| Written instruction |
Nothing should be left out: output all of the entries exactly.

| Excerpted data |

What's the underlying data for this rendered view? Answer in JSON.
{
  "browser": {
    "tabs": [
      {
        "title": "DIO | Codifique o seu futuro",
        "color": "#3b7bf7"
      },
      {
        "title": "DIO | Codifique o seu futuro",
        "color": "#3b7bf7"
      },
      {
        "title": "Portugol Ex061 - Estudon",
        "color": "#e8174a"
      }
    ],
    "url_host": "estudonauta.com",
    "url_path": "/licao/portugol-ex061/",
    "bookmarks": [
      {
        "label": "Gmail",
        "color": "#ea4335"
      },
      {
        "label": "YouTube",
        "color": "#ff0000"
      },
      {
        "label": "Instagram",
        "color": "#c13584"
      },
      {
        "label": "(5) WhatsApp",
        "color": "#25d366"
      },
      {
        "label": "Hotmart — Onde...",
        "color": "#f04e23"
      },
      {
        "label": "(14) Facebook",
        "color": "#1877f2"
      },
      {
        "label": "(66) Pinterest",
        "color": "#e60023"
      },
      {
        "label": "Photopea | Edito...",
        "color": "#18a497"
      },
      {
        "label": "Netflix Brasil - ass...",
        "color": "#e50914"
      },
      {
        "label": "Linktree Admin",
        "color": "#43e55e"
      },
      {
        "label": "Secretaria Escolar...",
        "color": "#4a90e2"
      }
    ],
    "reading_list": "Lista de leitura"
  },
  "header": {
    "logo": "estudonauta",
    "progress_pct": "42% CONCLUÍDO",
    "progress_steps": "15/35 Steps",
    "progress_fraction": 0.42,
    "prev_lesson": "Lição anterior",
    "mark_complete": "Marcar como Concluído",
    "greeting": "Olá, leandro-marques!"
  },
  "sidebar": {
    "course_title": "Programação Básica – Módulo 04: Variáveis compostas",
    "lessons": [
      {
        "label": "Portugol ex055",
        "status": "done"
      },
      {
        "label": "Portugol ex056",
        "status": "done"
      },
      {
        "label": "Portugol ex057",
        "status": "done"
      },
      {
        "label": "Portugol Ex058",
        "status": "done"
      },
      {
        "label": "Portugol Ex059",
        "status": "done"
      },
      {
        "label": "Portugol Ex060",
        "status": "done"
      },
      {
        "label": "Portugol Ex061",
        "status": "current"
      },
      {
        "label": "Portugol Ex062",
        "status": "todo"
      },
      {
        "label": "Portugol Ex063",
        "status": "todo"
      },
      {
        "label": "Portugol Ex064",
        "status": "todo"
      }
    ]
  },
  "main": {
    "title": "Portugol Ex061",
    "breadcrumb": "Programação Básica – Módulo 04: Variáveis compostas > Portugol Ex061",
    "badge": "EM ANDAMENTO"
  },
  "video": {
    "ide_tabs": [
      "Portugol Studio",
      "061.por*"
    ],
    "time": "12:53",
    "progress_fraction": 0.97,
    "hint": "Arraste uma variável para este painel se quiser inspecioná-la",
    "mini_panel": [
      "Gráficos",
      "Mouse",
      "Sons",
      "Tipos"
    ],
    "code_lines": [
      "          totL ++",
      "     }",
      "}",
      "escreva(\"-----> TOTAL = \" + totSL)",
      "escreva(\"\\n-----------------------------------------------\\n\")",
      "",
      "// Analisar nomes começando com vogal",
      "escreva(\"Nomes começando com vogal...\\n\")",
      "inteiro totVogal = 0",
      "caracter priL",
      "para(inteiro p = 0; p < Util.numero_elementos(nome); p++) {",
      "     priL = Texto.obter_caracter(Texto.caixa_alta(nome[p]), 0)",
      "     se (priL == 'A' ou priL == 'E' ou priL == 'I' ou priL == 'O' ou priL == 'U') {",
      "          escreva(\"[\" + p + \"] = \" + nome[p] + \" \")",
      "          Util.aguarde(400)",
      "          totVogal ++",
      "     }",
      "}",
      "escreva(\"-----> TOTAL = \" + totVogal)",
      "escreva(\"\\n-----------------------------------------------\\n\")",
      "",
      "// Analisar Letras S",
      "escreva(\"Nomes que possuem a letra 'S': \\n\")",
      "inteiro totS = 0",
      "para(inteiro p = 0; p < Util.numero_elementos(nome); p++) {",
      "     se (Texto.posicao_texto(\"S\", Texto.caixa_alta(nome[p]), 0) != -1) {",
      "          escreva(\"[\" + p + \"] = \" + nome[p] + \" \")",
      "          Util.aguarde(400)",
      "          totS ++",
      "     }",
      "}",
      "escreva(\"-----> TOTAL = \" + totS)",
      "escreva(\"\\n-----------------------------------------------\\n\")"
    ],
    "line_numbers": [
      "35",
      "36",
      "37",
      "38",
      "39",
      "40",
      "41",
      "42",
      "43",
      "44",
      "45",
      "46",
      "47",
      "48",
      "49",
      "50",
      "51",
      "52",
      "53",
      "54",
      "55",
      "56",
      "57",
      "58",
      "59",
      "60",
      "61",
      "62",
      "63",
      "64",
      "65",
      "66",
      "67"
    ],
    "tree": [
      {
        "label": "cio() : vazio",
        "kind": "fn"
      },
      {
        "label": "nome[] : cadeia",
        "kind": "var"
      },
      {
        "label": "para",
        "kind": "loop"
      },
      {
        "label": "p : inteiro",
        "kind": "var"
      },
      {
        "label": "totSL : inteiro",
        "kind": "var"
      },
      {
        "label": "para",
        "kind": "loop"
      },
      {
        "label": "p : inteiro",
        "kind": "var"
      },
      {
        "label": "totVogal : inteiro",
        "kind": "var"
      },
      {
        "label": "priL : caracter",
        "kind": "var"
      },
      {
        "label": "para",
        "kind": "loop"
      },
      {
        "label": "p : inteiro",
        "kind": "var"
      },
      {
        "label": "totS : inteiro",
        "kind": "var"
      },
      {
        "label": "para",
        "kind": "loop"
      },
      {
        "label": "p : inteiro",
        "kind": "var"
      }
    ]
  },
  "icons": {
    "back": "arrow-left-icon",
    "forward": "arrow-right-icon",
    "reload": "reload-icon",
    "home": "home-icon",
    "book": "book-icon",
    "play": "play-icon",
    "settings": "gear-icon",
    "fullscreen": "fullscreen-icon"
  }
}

| Solution |
What's the underlying data for this rendered view? Answer in JSON.
{
  "browser": {
    "tabs": [
      {
        "title": "DIO | Codifique o seu futuro",
        "color": "#3b7bf7"
      },
      {
        "title": "DIO | Codifique o seu futuro",
        "color": "#3b7bf7"
      },
      {
        "title": "Portugol Ex061 - Estudon",
        "color": "#e8174a"
      }
    ],
    "url_host": "estudonauta.com",
    "url_path": "/licao/portugol-ex061/",
    "bookmarks": [
      {
        "label": "Gmail",
        "color": "#ea4335"
      },
      {
        "label": "YouTube",
        "color": "#ff0000"
      },
      {
        "label": "Instagram",
        "color": "#c13584"
      },
      {
        "label": "(5) WhatsApp",
        "color": "#25d366"
      },
      {
        "label": "Hotmart — Onde...",
        "color": "#f04e23"
      },
      {
        "label": "(14) Facebook",
        "color": "#1877f2"
      },
      {
        "label": "(66) Pinterest",
        "color": "#e60023"
      },
      {
        "label": "Photopea | Edito...",
        "color": "#18a497"
      },
      {
        "label": "Netflix Brasil - ass...",
        "color": "#e50914"
      },
      {
        "label": "Linktree Admin",
        "color": "#43e55e"
      },
      {
        "label": "Secretaria Escolar...",
        "color": "#4a90e2"
      }
    ],
    "reading_list": "Lista de leitura"
  },
  "header": {
    "logo": "estudonauta",
    "progress_pct": "42% CONCLUÍDO",
    "progress_steps": "15/35 Steps",
    "progress_fraction": 0.42,
    "prev_lesson": "Lição anterior",
    "mark_complete": "Marcar como Concluído",
    "greeting": "Olá, leandro-marques!"
  },
  "sidebar": {
    "course_title": "Programação Básica – Módulo 04: Variáveis compostas",
    "lessons": [
      {
        "label": "Portugol ex055",
        "status": "done"
      },
      {
        "label": "Portugol ex056",
        "status": "done"
      },
      {
        "label": "Portugol ex057",
        "status": "done"
      },
      {
        "label": "Portugol Ex058",
        "status": "done"
      },
      {
        "label": "Portugol Ex059",
        "status": "done"
      },
      {
        "label": "Portugol Ex060",
        "status": "done"
      },
      {
        "label": "Portugol Ex061",
        "status": "current"
      },
      {
        "label": "Portugol Ex062",
        "status": "todo"
      },
      {
        "label": "Portugol Ex063",
        "status": "todo"
      },
      {
        "label": "Portugol Ex064",
        "status": "todo"
      }
    ]
  },
  "main": {
    "title": "Portugol Ex061",
    "breadcrumb": "Programação Básica – Módulo 04: Variáveis compostas > Portugol Ex061",
    "badge": "EM ANDAMENTO"
  },
  "video": {
    "ide_tabs": [
      "Portugol Studio",
      "061.por*"
    ],
    "time": "12:53",
    "progress_fraction": 0.97,
    "hint": "Arraste uma variável para este painel se quiser inspecioná-la",
    "mini_panel": [
      "Gráficos",
      "Mouse",
      "Sons",
      "Tipos"
    ],
    "code_lines": [
      "          totL ++",
      "     }",
      "}",
      "escreva(\"-----> TOTAL = \" + totSL)",
      "escreva(\"\\n-----------------------------------------------\\n\")",
      "",
      "// Analisar nomes começando com vogal",
      "escreva(\"Nomes começando com vogal...\\n\")",
      "inteiro totVogal = 0",
      "caracter priL",
      "para(inteiro p = 0; p < Util.numero_elementos(nome); p++) {",
      "     priL = Texto.obter_caracter(Texto.caixa_alta(nome[p]), 0)",
      "     se (priL == 'A' ou priL == 'E' ou priL == 'I' ou priL == 'O' ou priL == 'U') {",
      "          escreva(\"[\" + p + \"] = \" + nome[p] + \" \")",
      "          Util.aguarde(400)",
      "          totVogal ++",
      "     }",
      "}",
      "escreva(\"-----> TOTAL = \" + totVogal)",
      "escreva(\"\\n-----------------------------------------------\\n\")",
      "",
      "// Analisar Letras S",
      "escreva(\"Nomes que possuem a letra 'S': \\n\")",
      "inteiro totS = 0",
      "para(inteiro p = 0; p < Util.numero_elementos(nome); p++) {",
      "     se (Texto.posicao_texto(\"S\", Texto.caixa_alta(nome[p]), 0) != -1) {",
      "          escreva(\"[\" + p + \"] = \" + nome[p] + \" \")",
      "          Util.aguarde(400)",
      "          totS ++",
      "     }",
      "}",
      "escreva(\"-----> TOTAL = \" + totS)",
      "escreva(\"\\n-----------------------------------------------\\n\")"
    ],
    "line_numbers": [
      "35",
      "36",
      "37",
      "38",
      "39",
      "40",
      "41",
      "42",
      "43",
      "44",
      "45",
      "46",
      "47",
      "48",
      "49",
      "50",
      "51",
      "52",
      "53",
      "54",
      "55",
      "56",
      "57",
      "58",
      "59",
      "60",
      "61",
      "62",
      "63",
      "64",
      "65",
      "66",
      "67"
    ],
    "tree": [
      {
        "label": "cio() : vazio",
        "kind": "fn"
      },
      {
        "label": "nome[] : cadeia",
        "kind": "var"
      },
      {
        "label": "para",
        "kind": "loop"
      },
      {
        "label": "p : inteiro",
        "kind": "var"
      },
      {
        "label": "totSL : inteiro",
        "kind": "var"
      },
      {
        "label": "para",
        "kind": "loop"
      },
      {
        "label": "p : inteiro",
        "kind": "var"
      },
      {
        "label": "totVogal : inteiro",
        "kind": "var"
      },
      {
        "label": "priL : caracter",
        "kind": "var"
      },
      {
        "label": "para",
        "kind": "loop"
      },
      {
        "label": "p : inteiro",
        "kind": "var"
      },
      {
        "label": "totS : inteiro",
        "kind": "var"
      },
      {
        "label": "para",
        "kind": "loop"
      },
      {
        "label": "p : inteiro",
        "kind": "var"
      }
    ]
  },
  "icons": {
    "back": "arrow-left-icon",
    "forward": "arrow-right-icon",
    "reload": "reload-icon",
    "home": "home-icon",
    "book": "book-icon",
    "play": "play-icon",
    "settings": "gear-icon",
    "fullscreen": "fullscreen-icon"
  }
}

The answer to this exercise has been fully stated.